• TO BE DONE: Lift out all lines below that contain "Management".

——————

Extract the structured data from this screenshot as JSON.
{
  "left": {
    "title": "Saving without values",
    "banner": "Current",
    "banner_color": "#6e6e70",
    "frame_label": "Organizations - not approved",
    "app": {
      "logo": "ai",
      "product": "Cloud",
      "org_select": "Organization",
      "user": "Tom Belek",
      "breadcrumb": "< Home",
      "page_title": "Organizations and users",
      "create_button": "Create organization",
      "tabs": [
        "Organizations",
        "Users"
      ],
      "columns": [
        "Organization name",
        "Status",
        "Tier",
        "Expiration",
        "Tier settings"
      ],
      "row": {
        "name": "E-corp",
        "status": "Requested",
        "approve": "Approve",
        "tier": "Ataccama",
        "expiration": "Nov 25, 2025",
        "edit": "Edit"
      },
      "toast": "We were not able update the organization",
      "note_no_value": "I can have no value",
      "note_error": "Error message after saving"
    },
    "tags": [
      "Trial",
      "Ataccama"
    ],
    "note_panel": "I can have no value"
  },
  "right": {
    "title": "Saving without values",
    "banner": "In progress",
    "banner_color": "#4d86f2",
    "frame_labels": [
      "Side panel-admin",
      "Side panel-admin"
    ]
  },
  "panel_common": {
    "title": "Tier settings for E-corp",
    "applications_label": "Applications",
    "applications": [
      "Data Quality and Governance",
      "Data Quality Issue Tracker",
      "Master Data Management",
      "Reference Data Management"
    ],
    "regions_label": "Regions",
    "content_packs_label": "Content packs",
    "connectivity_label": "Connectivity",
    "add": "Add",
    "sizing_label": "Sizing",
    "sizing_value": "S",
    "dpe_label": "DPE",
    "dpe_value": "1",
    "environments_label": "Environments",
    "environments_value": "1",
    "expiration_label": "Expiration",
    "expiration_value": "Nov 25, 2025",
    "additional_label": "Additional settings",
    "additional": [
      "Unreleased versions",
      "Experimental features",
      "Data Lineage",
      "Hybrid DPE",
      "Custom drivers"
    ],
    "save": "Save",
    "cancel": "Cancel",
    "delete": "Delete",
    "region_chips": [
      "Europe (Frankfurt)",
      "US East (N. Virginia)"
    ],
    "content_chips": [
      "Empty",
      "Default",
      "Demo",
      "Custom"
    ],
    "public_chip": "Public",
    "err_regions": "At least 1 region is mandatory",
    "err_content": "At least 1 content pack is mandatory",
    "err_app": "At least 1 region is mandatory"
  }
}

——————

• FINISHED EXERCISE:
      "Master Data Management",
      "Reference Data Management"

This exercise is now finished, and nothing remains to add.